Record extracts -
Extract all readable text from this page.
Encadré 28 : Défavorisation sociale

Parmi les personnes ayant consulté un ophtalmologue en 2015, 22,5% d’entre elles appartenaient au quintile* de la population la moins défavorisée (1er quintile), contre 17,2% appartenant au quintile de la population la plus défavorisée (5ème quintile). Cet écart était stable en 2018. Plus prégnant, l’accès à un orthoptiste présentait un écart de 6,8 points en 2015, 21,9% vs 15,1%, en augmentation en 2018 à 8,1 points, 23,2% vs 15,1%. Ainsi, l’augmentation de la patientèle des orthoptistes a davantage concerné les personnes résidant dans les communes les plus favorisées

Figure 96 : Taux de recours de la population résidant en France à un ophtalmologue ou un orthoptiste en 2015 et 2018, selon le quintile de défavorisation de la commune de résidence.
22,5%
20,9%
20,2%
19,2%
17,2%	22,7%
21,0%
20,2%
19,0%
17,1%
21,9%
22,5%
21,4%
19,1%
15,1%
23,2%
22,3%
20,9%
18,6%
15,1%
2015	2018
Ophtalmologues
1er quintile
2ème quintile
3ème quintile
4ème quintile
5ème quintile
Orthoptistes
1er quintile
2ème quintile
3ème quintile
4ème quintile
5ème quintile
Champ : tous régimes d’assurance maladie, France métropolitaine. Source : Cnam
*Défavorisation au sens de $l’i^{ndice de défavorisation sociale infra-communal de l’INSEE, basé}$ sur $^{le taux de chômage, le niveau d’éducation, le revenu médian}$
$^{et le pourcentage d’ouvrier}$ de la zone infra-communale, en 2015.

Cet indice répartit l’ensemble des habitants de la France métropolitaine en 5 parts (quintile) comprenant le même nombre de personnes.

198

Aim of the exercise - The records above need to be transcribed in full. Keep every character unchanged.

In response -
Extract all readable text from this page.
Encadré 28 : Défavorisation sociale

Parmi les personnes ayant consulté un ophtalmologue en 2015, 22,5% d’entre elles appartenaient au quintile* de la population la moins défavorisée (1er quintile), contre 17,2% appartenant au quintile de la population la plus défavorisée (5ème quintile). Cet écart était stable en 2018. Plus prégnant, l’accès à un orthoptiste présentait un écart de 6,8 points en 2015, 21,9% vs 15,1%, en augmentation en 2018 à 8,1 points, 23,2% vs 15,1%. Ainsi, l’augmentation de la patientèle des orthoptistes a davantage concerné les personnes résidant dans les communes les plus favorisées

Figure 96 : Taux de recours de la population résidant en France à un ophtalmologue ou un orthoptiste en 2015 et 2018, selon le quintile de défavorisation de la commune de résidence.
22,5%
20,9%
20,2%
19,2%
17,2%	22,7%
21,0%
20,2%
19,0%
17,1%
21,9%
22,5%
21,4%
19,1%
15,1%
23,2%
22,3%
20,9%
18,6%
15,1%
2015	2018
Ophtalmologues
1er quintile
2ème quintile
3ème quintile
4ème quintile
5ème quintile
Orthoptistes
1er quintile
2ème quintile
3ème quintile
4ème quintile
5ème quintile
Champ : tous régimes d’assurance maladie, France métropolitaine. Source : Cnam
*Défavorisation au sens de $l’i^{ndice de défavorisation sociale infra-communal de l’INSEE, basé}$ sur $^{le taux de chômage, le niveau d’éducation, le revenu médian}$
$^{et le pourcentage d’ouvrier}$ de la zone infra-communale, en 2015.

Cet indice répartit l’ensemble des habitants de la France métropolitaine en 5 parts (quintile) comprenant le même nombre de personnes.

198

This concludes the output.